» EXERCISE REQUIREMENTS
Quote the data below in full, please, without altering anything.

» ENTRIES SHOWN
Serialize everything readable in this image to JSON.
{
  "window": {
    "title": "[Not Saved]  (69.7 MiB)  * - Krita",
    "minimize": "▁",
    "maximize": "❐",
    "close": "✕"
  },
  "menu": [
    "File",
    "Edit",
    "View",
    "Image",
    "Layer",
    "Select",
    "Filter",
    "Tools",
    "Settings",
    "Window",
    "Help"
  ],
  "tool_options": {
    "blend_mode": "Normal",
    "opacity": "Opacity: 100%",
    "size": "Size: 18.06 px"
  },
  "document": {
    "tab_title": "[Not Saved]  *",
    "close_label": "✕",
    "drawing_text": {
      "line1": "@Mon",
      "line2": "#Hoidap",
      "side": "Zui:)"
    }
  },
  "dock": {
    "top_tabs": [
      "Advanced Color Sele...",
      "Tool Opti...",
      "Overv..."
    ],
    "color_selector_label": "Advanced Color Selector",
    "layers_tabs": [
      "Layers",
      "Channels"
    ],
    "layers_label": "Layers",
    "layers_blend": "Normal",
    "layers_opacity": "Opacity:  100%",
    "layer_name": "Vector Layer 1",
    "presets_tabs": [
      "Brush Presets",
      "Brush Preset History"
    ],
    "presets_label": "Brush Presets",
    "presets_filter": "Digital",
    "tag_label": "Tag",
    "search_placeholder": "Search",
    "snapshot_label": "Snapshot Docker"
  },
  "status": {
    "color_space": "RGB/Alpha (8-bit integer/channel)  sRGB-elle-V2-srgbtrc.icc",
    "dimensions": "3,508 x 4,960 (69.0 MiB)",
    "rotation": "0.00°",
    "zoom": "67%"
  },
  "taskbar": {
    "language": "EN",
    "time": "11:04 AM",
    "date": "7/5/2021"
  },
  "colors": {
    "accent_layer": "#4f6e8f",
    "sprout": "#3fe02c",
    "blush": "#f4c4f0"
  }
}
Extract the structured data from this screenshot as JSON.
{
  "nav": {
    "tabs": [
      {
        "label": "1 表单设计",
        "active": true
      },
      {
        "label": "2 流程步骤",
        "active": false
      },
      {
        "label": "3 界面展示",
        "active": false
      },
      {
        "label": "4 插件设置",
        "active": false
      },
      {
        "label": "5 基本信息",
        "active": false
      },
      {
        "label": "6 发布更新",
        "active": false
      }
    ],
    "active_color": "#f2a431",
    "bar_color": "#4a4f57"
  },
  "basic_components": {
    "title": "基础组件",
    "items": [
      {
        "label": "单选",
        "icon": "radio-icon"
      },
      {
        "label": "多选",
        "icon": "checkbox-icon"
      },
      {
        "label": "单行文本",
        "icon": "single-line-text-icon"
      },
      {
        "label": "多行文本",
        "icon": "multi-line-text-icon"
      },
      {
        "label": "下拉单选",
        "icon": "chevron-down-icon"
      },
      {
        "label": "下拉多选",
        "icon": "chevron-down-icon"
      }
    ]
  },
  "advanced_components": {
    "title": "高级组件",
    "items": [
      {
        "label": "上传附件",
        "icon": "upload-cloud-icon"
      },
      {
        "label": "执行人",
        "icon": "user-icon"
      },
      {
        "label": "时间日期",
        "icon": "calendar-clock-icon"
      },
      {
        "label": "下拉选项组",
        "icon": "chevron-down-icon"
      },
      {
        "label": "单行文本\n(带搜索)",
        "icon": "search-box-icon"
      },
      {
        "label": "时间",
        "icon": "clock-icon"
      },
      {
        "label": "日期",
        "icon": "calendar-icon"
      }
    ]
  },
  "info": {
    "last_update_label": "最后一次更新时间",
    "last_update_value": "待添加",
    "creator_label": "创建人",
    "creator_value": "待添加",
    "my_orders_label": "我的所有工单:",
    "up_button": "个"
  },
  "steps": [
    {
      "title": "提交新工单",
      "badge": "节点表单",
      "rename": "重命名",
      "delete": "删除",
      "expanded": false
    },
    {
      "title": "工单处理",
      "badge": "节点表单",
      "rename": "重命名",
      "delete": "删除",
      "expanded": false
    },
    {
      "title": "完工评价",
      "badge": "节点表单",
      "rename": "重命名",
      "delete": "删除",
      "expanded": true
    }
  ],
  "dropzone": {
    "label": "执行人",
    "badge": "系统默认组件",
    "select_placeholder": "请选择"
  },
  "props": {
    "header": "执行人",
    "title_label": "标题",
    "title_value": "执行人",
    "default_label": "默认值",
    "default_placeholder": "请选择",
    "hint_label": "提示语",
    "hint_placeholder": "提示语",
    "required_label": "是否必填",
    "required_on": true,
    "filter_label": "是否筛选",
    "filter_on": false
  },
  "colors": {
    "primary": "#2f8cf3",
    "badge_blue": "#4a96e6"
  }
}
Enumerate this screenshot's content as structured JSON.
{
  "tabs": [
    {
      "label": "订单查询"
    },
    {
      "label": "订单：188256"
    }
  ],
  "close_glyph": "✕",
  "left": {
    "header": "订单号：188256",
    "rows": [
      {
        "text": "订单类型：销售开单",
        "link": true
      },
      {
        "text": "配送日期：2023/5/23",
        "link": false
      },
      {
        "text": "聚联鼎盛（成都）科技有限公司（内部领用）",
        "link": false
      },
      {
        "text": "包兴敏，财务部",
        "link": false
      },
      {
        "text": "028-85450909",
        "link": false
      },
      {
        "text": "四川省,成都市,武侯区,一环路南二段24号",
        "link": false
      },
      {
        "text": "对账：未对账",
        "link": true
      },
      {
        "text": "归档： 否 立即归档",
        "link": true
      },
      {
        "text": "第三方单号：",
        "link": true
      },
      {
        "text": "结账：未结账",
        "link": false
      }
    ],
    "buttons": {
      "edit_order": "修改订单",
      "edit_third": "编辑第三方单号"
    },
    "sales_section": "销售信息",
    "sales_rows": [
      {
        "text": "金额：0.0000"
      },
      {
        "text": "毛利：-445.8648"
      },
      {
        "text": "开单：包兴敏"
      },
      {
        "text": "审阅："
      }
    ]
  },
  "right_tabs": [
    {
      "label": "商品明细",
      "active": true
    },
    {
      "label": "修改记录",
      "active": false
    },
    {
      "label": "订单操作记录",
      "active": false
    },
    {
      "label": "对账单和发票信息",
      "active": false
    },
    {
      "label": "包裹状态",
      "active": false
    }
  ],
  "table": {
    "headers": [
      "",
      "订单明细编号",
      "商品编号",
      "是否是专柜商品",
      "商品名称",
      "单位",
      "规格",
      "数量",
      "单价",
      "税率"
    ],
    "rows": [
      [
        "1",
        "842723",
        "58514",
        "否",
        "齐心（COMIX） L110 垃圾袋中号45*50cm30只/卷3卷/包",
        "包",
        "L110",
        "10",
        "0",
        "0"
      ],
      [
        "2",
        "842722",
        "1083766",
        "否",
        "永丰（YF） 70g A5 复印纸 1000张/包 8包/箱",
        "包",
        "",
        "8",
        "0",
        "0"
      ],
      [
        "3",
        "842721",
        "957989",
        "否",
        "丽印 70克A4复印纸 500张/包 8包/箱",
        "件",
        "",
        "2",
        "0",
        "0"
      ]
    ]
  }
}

» SOLVED PROBLEM
Serialize everything readable in this image to JSON.
{
  "window": {
    "title": "[Not Saved]  (69.7 MiB)  * - Krita",
    "minimize": "▁",
    "maximize": "❐",
    "close": "✕"
  },
  "menu": [
    "File",
    "Edit",
    "View",
    "Image",
    "Layer",
    "Select",
    "Filter",
    "Tools",
    "Settings",
    "Window",
    "Help"
  ],
  "tool_options": {
    "blend_mode": "Normal",
    "opacity": "Opacity: 100%",
    "size": "Size: 18.06 px"
  },
  "document": {
    "tab_title": "[Not Saved]  *",
    "close_label": "✕",
    "drawing_text": {
      "line1": "@Mon",
      "line2": "#Hoidap",
      "side": "Zui:)"
    }
  },
  "dock": {
    "top_tabs": [
      "Advanced Color Sele...",
      "Tool Opti...",
      "Overv..."
    ],
    "color_selector_label": "Advanced Color Selector",
    "layers_tabs": [
      "Layers",
      "Channels"
    ],
    "layers_label": "Layers",
    "layers_blend": "Normal",
    "layers_opacity": "Opacity:  100%",
    "layer_name": "Vector Layer 1",
    "presets_tabs": [
      "Brush Presets",
      "Brush Preset History"
    ],
    "presets_label": "Brush Presets",
    "presets_filter": "Digital",
    "tag_label": "Tag",
    "search_placeholder": "Search",
    "snapshot_label": "Snapshot Docker"
  },
  "status": {
    "color_space": "RGB/Alpha (8-bit integer/channel)  sRGB-elle-V2-srgbtrc.icc",
    "dimensions": "3,508 x 4,960 (69.0 MiB)",
    "rotation": "0.00°",
    "zoom": "67%"
  },
  "taskbar": {
    "language": "EN",
    "time": "11:04 AM",
    "date": "7/5/2021"
  },
  "colors": {
    "accent_layer": "#4f6e8f",
    "sprout": "#3fe02c",
    "blush": "#f4c4f0"
  }
}
Extract the structured data from this screenshot as JSON.
{
  "nav": {
    "tabs": [
      {
        "label": "1 表单设计",
        "active": true
      },
      {
        "label": "2 流程步骤",
        "active": false
      },
      {
        "label": "3 界面展示",
        "active": false
      },
      {
        "label": "4 插件设置",
        "active": false
      },
      {
        "label": "5 基本信息",
        "active": false
      },
      {
        "label": "6 发布更新",
        "active": false
      }
    ],
    "active_color": "#f2a431",
    "bar_color": "#4a4f57"
  },
  "basic_components": {
    "title": "基础组件",
    "items": [
      {
        "label": "单选",
        "icon": "radio-icon"
      },
      {
        "label": "多选",
        "icon": "checkbox-icon"
      },
      {
        "label": "单行文本",
        "icon": "single-line-text-icon"
      },
      {
        "label": "多行文本",
        "icon": "multi-line-text-icon"
      },
      {
        "label": "下拉单选",
        "icon": "chevron-down-icon"
      },
      {
        "label": "下拉多选",
        "icon": "chevron-down-icon"
      }
    ]
  },
  "advanced_components": {
    "title": "高级组件",
    "items": [
      {
        "label": "上传附件",
        "icon": "upload-cloud-icon"
      },
      {
        "label": "执行人",
        "icon": "user-icon"
      },
      {
        "label": "时间日期",
        "icon": "calendar-clock-icon"
      },
      {
        "label": "下拉选项组",
        "icon": "chevron-down-icon"
      },
      {
        "label": "单行文本\n(带搜索)",
        "icon": "search-box-icon"
      },
      {
        "label": "时间",
        "icon": "clock-icon"
      },
      {
        "label": "日期",
        "icon": "calendar-icon"
      }
    ]
  },
  "info": {
    "last_update_label": "最后一次更新时间",
    "last_update_value": "待添加",
    "creator_label": "创建人",
    "creator_value": "待添加",
    "my_orders_label": "我的所有工单:",
    "up_button": "个"
  },
  "steps": [
    {
      "title": "提交新工单",
      "badge": "节点表单",
      "rename": "重命名",
      "delete": "删除",
      "expanded": false
    },
    {
      "title": "工单处理",
      "badge": "节点表单",
      "rename": "重命名",
      "delete": "删除",
      "expanded": false
    },
    {
      "title": "完工评价",
      "badge": "节点表单",
      "rename": "重命名",
      "delete": "删除",
      "expanded": true
    }
  ],
  "dropzone": {
    "label": "执行人",
    "badge": "系统默认组件",
    "select_placeholder": "请选择"
  },
  "props": {
    "header": "执行人",
    "title_label": "标题",
    "title_value": "执行人",
    "default_label": "默认值",
    "default_placeholder": "请选择",
    "hint_label": "提示语",
    "hint_placeholder": "提示语",
    "required_label": "是否必填",
    "required_on": true,
    "filter_label": "是否筛选",
    "filter_on": false
  },
  "colors": {
    "primary": "#2f8cf3",
    "badge_blue": "#4a96e6"
  }
}
Enumerate this screenshot's content as structured JSON.
{
  "tabs": [
    {
      "label": "订单查询"
    },
    {
      "label": "订单：188256"
    }
  ],
  "close_glyph": "✕",
  "left": {
    "header": "订单号：188256",
    "rows": [
      {
        "text": "订单类型：销售开单",
        "link": true
      },
      {
        "text": "配送日期：2023/5/23",
        "link": false
      },
      {
        "text": "聚联鼎盛（成都）科技有限公司（内部领用）",
        "link": false
      },
      {
        "text": "包兴敏，财务部",
        "link": false
      },
      {
        "text": "028-85450909",
        "link": false
      },
      {
        "text": "四川省,成都市,武侯区,一环路南二段24号",
        "link": false
      },
      {
        "text": "对账：未对账",
        "link": true
      },
      {
        "text": "归档： 否 立即归档",
        "link": true
      },
      {
        "text": "第三方单号：",
        "link": true
      },
      {
        "text": "结账：未结账",
        "link": false
      }
    ],
    "buttons": {
      "edit_order": "修改订单",
      "edit_third": "编辑第三方单号"
    },
    "sales_section": "销售信息",
    "sales_rows": [
      {
        "text": "金额：0.0000"
      },
      {
        "text": "毛利：-445.8648"
      },
      {
        "text": "开单：包兴敏"
      },
      {
        "text": "审阅："
      }
    ]
  },
  "right_tabs": [
    {
      "label": "商品明细",
      "active": true
    },
    {
      "label": "修改记录",
      "active": false
    },
    {
      "label": "订单操作记录",
      "active": false
    },
    {
      "label": "对账单和发票信息",
      "active": false
    },
    {
      "label": "包裹状态",
      "active": false
    }
  ],
  "table": {
    "headers": [
      "",
      "订单明细编号",
      "商品编号",
      "是否是专柜商品",
      "商品名称",
      "单位",
      "规格",
      "数量",
      "单价",
      "税率"
    ],
    "rows": [
      [
        "1",
        "842723",
        "58514",
        "否",
        "齐心（COMIX） L110 垃圾袋中号45*50cm30只/卷3卷/包",
        "包",
        "L110",
        "10",
        "0",
        "0"
      ],
      [
        "2",
        "842722",
        "1083766",
        "否",
        "永丰（YF） 70g A5 复印纸 1000张/包 8包/箱",
        "包",
        "",
        "8",
        "0",
        "0"
      ],
      [
        "3",
        "842721",
        "957989",
        "否",
        "丽印 70克A4复印纸 500张/包 8包/箱",
        "件",
        "",
        "2",
        "0",
        "0"
      ]
    ]
  }
}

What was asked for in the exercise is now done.